WORK INSTRUCTIONS
Single out the lines of the material that contain "dash" and copy them.
───── TASK INPUT ─────
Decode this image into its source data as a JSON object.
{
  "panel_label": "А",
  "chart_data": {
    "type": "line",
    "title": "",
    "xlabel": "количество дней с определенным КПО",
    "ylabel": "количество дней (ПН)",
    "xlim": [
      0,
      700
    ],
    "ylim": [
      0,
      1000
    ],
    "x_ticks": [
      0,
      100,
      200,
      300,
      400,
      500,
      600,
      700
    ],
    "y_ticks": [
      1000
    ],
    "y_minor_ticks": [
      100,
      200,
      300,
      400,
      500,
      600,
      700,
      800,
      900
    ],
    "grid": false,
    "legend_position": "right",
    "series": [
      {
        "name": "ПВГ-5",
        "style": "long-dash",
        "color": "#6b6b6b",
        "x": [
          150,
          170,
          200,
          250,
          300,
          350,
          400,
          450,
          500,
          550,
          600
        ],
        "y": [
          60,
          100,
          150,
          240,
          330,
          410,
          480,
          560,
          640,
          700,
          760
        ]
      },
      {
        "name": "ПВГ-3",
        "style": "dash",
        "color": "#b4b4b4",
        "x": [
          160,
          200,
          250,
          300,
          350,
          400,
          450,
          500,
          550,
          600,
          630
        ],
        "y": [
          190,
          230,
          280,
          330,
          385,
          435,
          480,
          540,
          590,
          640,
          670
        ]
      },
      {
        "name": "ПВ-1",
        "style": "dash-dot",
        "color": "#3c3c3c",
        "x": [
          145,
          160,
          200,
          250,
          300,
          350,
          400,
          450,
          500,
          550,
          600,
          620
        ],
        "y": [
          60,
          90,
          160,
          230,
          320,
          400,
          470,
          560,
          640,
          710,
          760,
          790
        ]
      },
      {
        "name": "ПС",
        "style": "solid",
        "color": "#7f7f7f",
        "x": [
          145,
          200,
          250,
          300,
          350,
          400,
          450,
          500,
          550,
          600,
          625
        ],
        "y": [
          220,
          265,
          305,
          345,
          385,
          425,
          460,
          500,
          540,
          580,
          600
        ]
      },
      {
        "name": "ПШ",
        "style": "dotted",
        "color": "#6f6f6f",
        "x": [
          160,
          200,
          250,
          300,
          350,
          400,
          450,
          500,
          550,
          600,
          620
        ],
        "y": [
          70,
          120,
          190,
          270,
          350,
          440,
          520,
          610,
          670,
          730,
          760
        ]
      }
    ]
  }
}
─────
THE RESULT
        "style": "long-dash",
        "style": "dash",
        "style": "dash-dot",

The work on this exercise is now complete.